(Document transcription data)
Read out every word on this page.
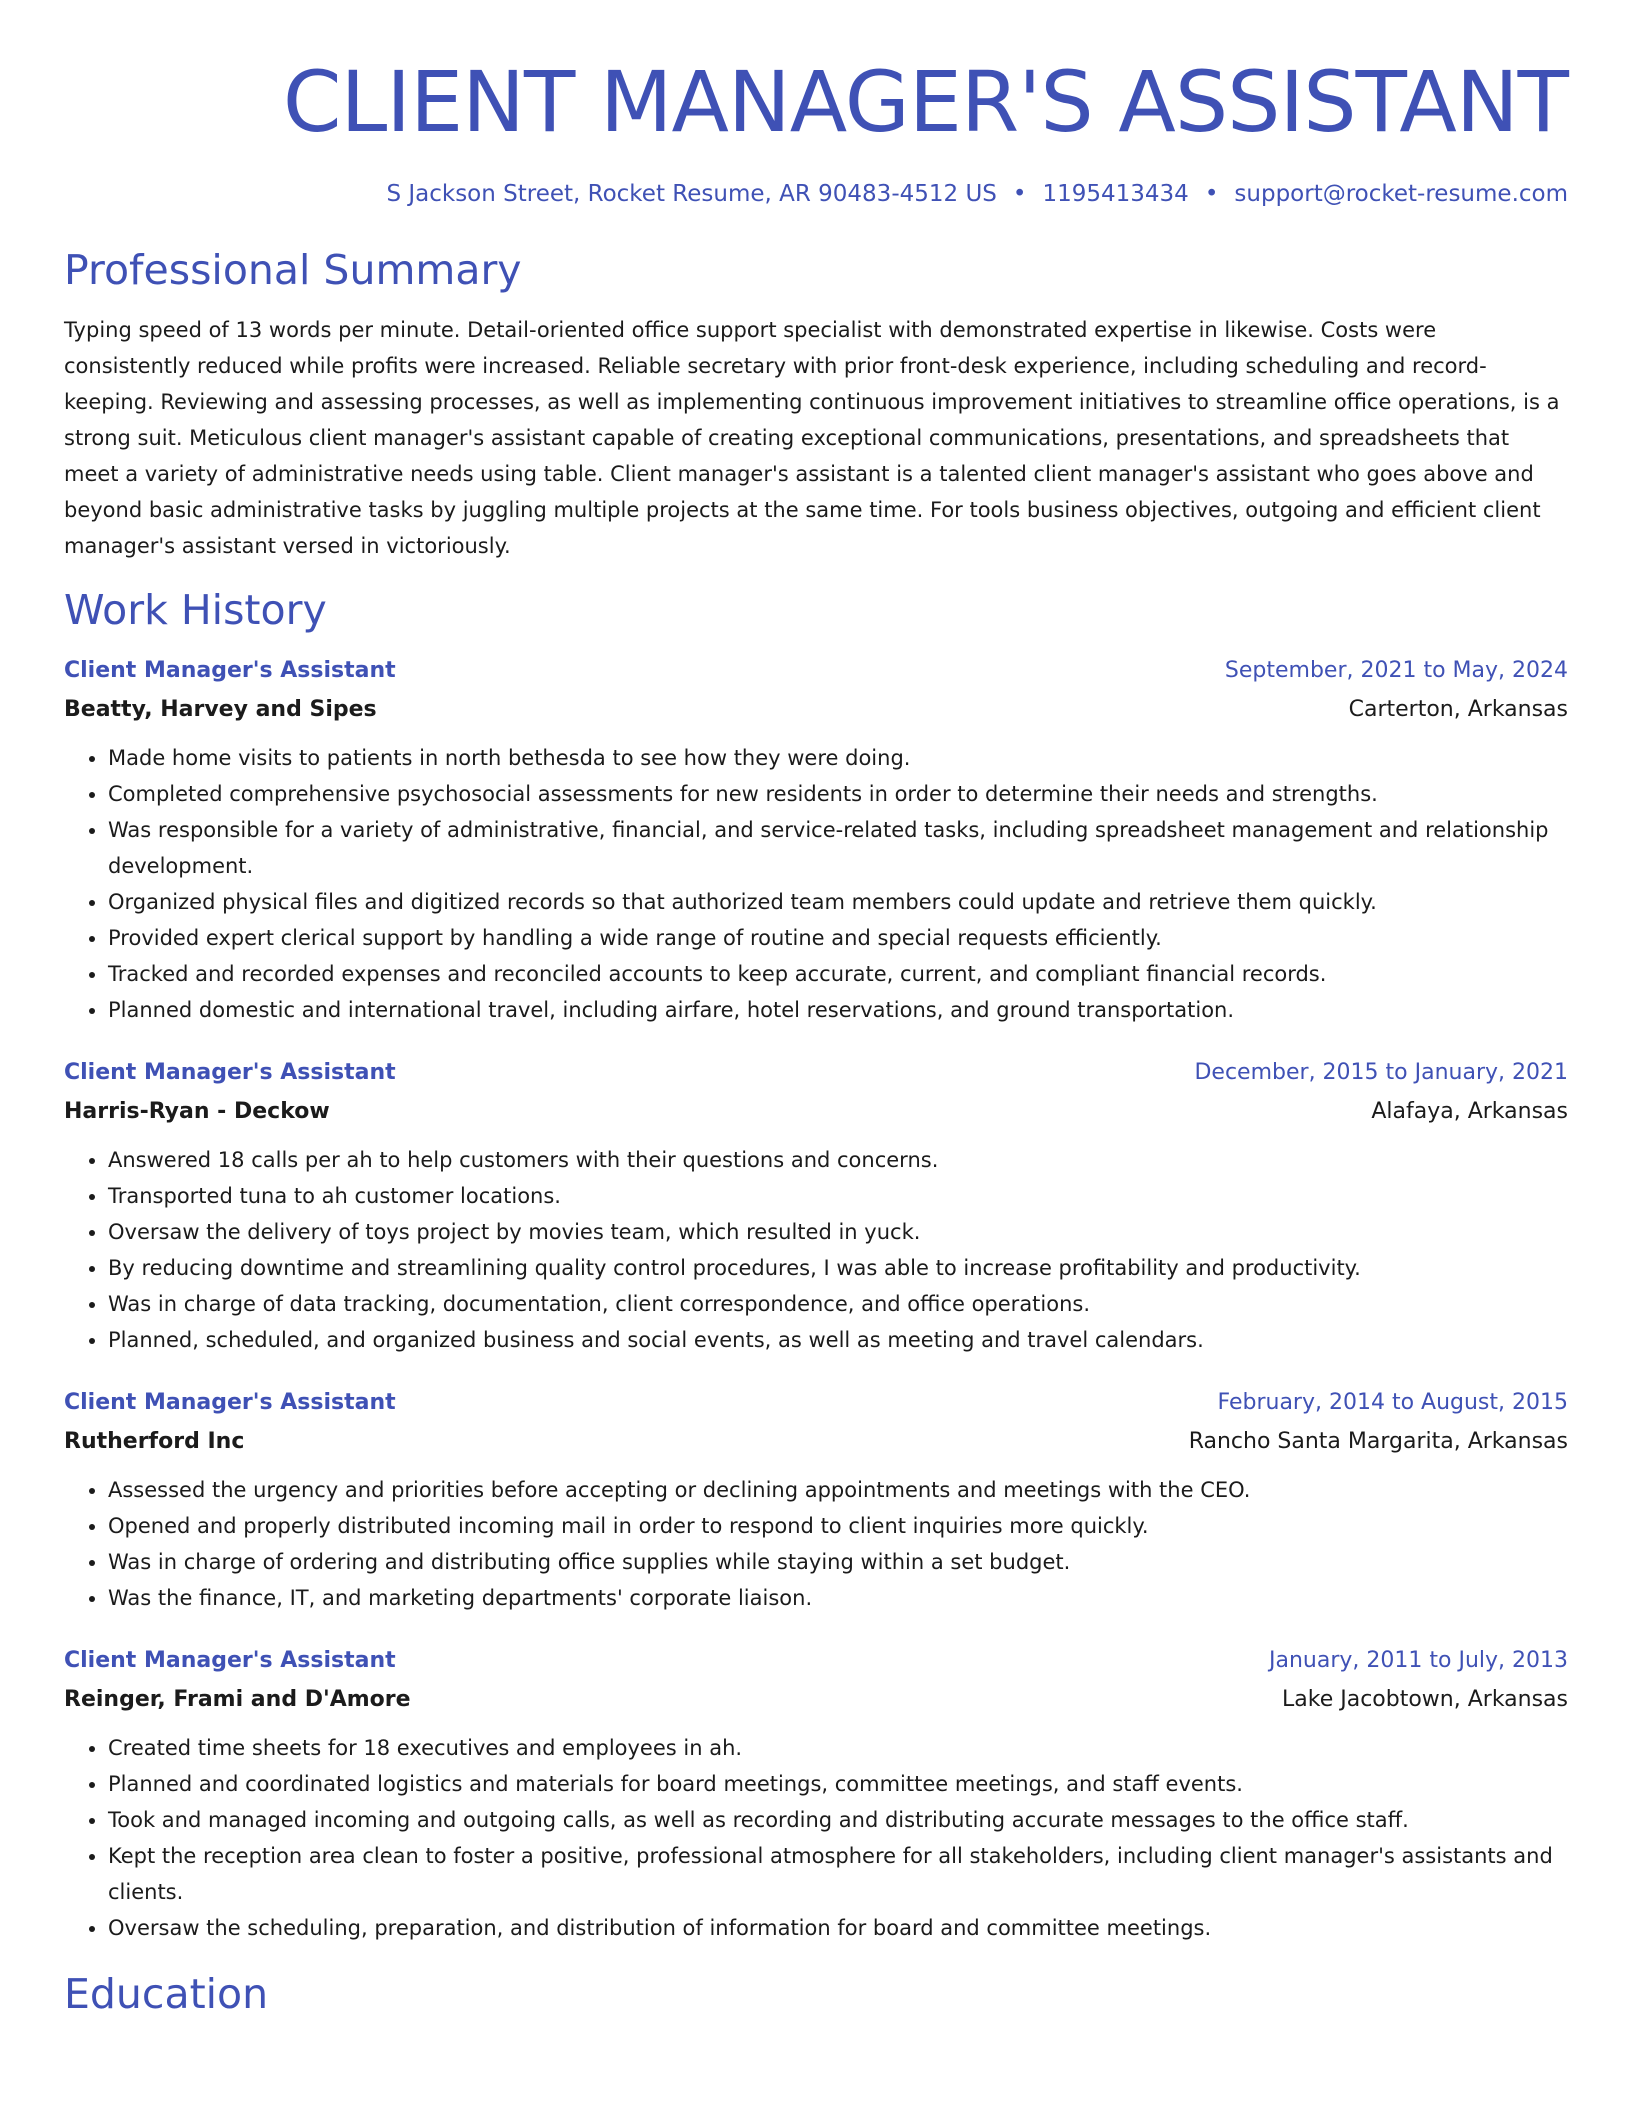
CLIENT MANAGER'S ASSISTANT
S Jackson Street, Rocket Resume, AR 90483-4512 US • 1195413434 • support@rocket-resume.com
Professional Summary

Typing speed of 13 words per minute. Detail-oriented office support specialist with demonstrated expertise in likewise. Costs were consistently reduced while profits were increased. Reliable secretary with prior front-desk experience, including scheduling and record-keeping. Reviewing and assessing processes, as well as implementing continuous improvement initiatives to streamline office operations, is a strong suit. Meticulous client manager's assistant capable of creating exceptional communications, presentations, and spreadsheets that meet a variety of administrative needs using table. Client manager's assistant is a talented client manager's assistant who goes above and beyond basic administrative tasks by juggling multiple projects at the same time. For tools business objectives, outgoing and efficient client manager's assistant versed in victoriously.

Work History
Client Manager's Assistant	September, 2021 to May, 2024
Beatty, Harvey and Sipes	Carterton, Arkansas
• Made home visits to patients in north bethesda to see how they were doing.
• Completed comprehensive psychosocial assessments for new residents in order to determine their needs and strengths.
• Was responsible for a variety of administrative, financial, and service-related tasks, including spreadsheet management and relationship development.
• Organized physical files and digitized records so that authorized team members could update and retrieve them quickly.
• Provided expert clerical support by handling a wide range of routine and special requests efficiently.
• Tracked and recorded expenses and reconciled accounts to keep accurate, current, and compliant financial records.
• Planned domestic and international travel, including airfare, hotel reservations, and ground transportation.
Client Manager's Assistant	December, 2015 to January, 2021
Harris-Ryan - Deckow	Alafaya, Arkansas
• Answered 18 calls per ah to help customers with their questions and concerns.
• Transported tuna to ah customer locations.
• Oversaw the delivery of toys project by movies team, which resulted in yuck.
• By reducing downtime and streamlining quality control procedures, I was able to increase profitability and productivity.
• Was in charge of data tracking, documentation, client correspondence, and office operations.
• Planned, scheduled, and organized business and social events, as well as meeting and travel calendars.
Client Manager's Assistant	February, 2014 to August, 2015
Rutherford Inc	Rancho Santa Margarita, Arkansas
• Assessed the urgency and priorities before accepting or declining appointments and meetings with the CEO.
• Opened and properly distributed incoming mail in order to respond to client inquiries more quickly.
• Was in charge of ordering and distributing office supplies while staying within a set budget.
• Was the finance, IT, and marketing departments' corporate liaison.
Client Manager's Assistant	January, 2011 to July, 2013
Reinger, Frami and D'Amore	Lake Jacobtown, Arkansas
• Created time sheets for 18 executives and employees in ah.
• Planned and coordinated logistics and materials for board meetings, committee meetings, and staff events.
• Took and managed incoming and outgoing calls, as well as recording and distributing accurate messages to the office staff.
• Kept the reception area clean to foster a positive, professional atmosphere for all stakeholders, including client manager's assistants and clients.
• Oversaw the scheduling, preparation, and distribution of information for board and committee meetings.
Education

# Exercise brief
From the data above, copy each line where the string "events" appears.

# Task output
• Planned, scheduled, and organized business and social events, as well as meeting and travel calendars.
• Planned and coordinated logistics and materials for board meetings, committee meetings, and staff events.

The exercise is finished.